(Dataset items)
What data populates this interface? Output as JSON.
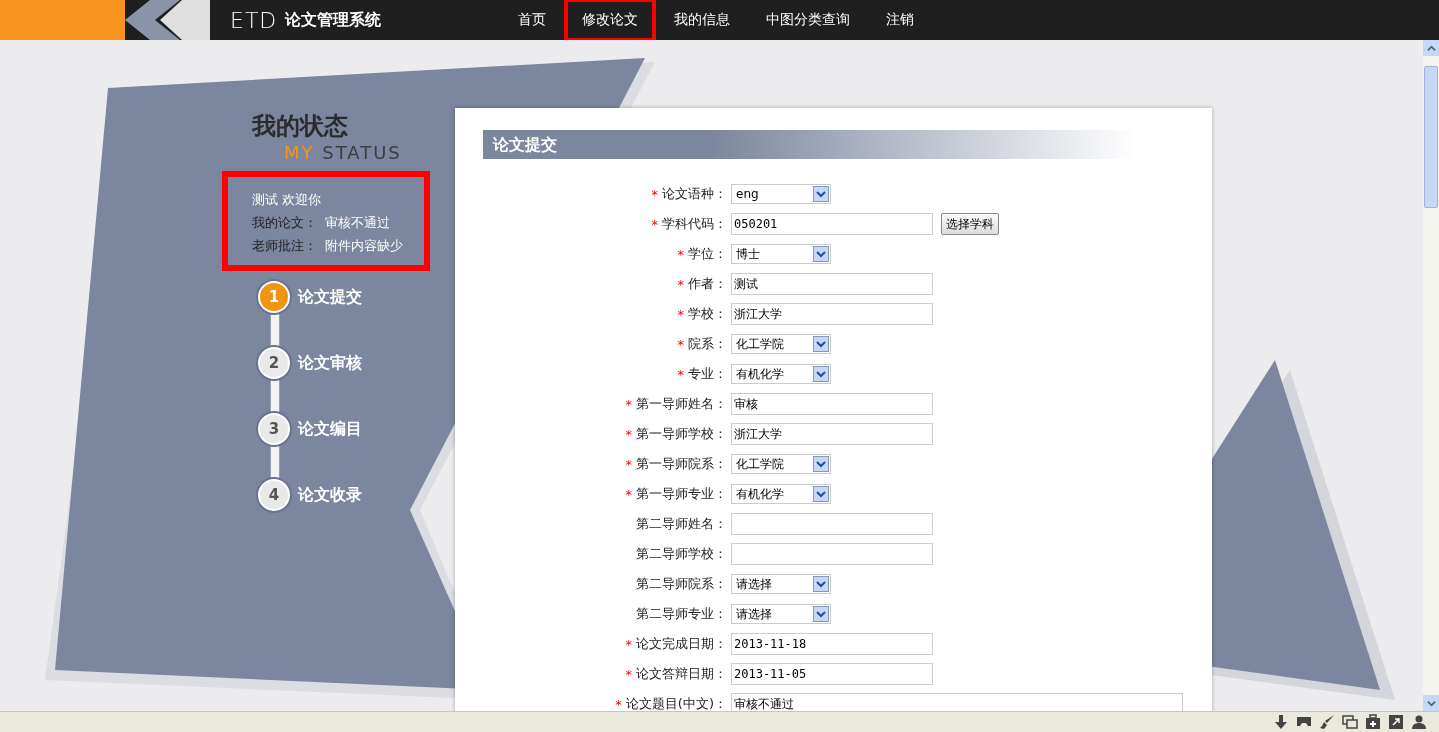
{
  "header": {
    "logo_mark": "ETD",
    "logo_text": "论文管理系统"
  },
  "nav": [
    {
      "label": "首页",
      "highlighted": false
    },
    {
      "label": "修改论文",
      "highlighted": true
    },
    {
      "label": "我的信息",
      "highlighted": false
    },
    {
      "label": "中图分类查询",
      "highlighted": false
    },
    {
      "label": "注销",
      "highlighted": false
    }
  ],
  "sidebar": {
    "title": "我的状态",
    "subtitle_accent": "MY",
    "subtitle": "STATUS",
    "status_panel": {
      "highlighted": true,
      "welcome": "测试  欢迎你",
      "lines": [
        {
          "label": "我的论文：",
          "value": "审核不通过"
        },
        {
          "label": "老师批注：",
          "value": "附件内容缺少"
        }
      ]
    },
    "steps": [
      {
        "number": "1",
        "label": "论文提交",
        "current": true
      },
      {
        "number": "2",
        "label": "论文审核",
        "current": false
      },
      {
        "number": "3",
        "label": "论文编目",
        "current": false
      },
      {
        "number": "4",
        "label": "论文收录",
        "current": false
      }
    ]
  },
  "form": {
    "title": "论文提交",
    "fields": [
      {
        "label": "论文语种：",
        "required": true,
        "kind": "select",
        "value": "eng"
      },
      {
        "label": "学科代码：",
        "required": true,
        "kind": "text",
        "value": "050201",
        "button": "选择学科"
      },
      {
        "label": "学位：",
        "required": true,
        "kind": "select",
        "value": "博士"
      },
      {
        "label": "作者：",
        "required": true,
        "kind": "text",
        "value": "测试"
      },
      {
        "label": "学校：",
        "required": true,
        "kind": "text",
        "value": "浙江大学"
      },
      {
        "label": "院系：",
        "required": true,
        "kind": "select",
        "value": "化工学院"
      },
      {
        "label": "专业：",
        "required": true,
        "kind": "select",
        "value": "有机化学"
      },
      {
        "label": "第一导师姓名：",
        "required": true,
        "kind": "text",
        "value": "审核"
      },
      {
        "label": "第一导师学校：",
        "required": true,
        "kind": "text",
        "value": "浙江大学"
      },
      {
        "label": "第一导师院系：",
        "required": true,
        "kind": "select",
        "value": "化工学院"
      },
      {
        "label": "第一导师专业：",
        "required": true,
        "kind": "select",
        "value": "有机化学"
      },
      {
        "label": "第二导师姓名：",
        "required": false,
        "kind": "text"
      },
      {
        "label": "第二导师学校：",
        "required": false,
        "kind": "text"
      },
      {
        "label": "第二导师院系：",
        "required": false,
        "kind": "select",
        "value": "请选择"
      },
      {
        "label": "第二导师专业：",
        "required": false,
        "kind": "select",
        "value": "请选择"
      },
      {
        "label": "论文完成日期：",
        "required": true,
        "kind": "text",
        "value": "2013-11-18"
      },
      {
        "label": "论文答辩日期：",
        "required": true,
        "kind": "text",
        "value": "2013-11-05"
      },
      {
        "label": "论文题目(中文)：",
        "required": true,
        "kind": "wide",
        "value": "审核不通过"
      }
    ],
    "required_mark": "*"
  }
}
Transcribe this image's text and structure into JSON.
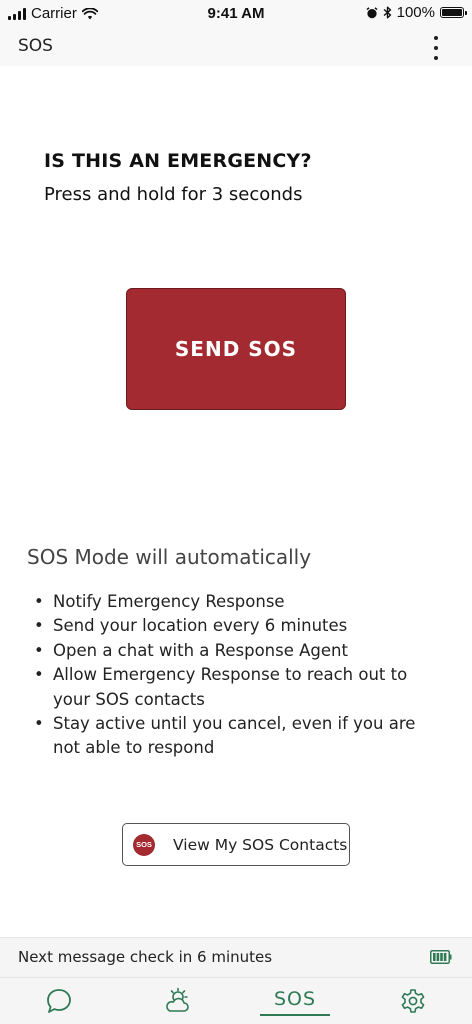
{
  "status_bar": {
    "carrier": "Carrier",
    "time": "9:41 AM",
    "battery_percent": "100%"
  },
  "app_bar": {
    "title": "SOS",
    "menu_icon": "more-vertical-icon"
  },
  "main": {
    "question": "IS THIS AN EMERGENCY?",
    "instruction": "Press and hold for 3 seconds",
    "send_button_label": "SEND SOS",
    "send_button_color": "#a32a30",
    "mode_heading": "SOS Mode will automatically",
    "mode_items": [
      "Notify Emergency Response",
      "Send your location every 6 minutes",
      "Open a chat with a Response Agent",
      "Allow Emergency Response to reach out to your SOS contacts",
      "Stay active until you cancel, even if you are not able to respond"
    ],
    "contacts_button": {
      "badge_text": "SOS",
      "label": "View My SOS Contacts"
    }
  },
  "info_bar": {
    "text": "Next message check in 6 minutes",
    "battery_icon": "battery-full-icon",
    "battery_color": "#2f7a55"
  },
  "tab_bar": {
    "accent_color": "#2f7a55",
    "tabs": [
      {
        "icon": "chat-bubble-icon",
        "label": ""
      },
      {
        "icon": "weather-icon",
        "label": ""
      },
      {
        "icon": "",
        "label": "SOS",
        "active": true
      },
      {
        "icon": "gear-icon",
        "label": ""
      }
    ]
  }
}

**GOAL**:
Look through the entries above; copy every line holding the string "Response".

**WORKED ANSWER**:
      "Notify Emergency Response",
      "Open a chat with a Response Agent",
      "Allow Emergency Response to reach out to your SOS contacts",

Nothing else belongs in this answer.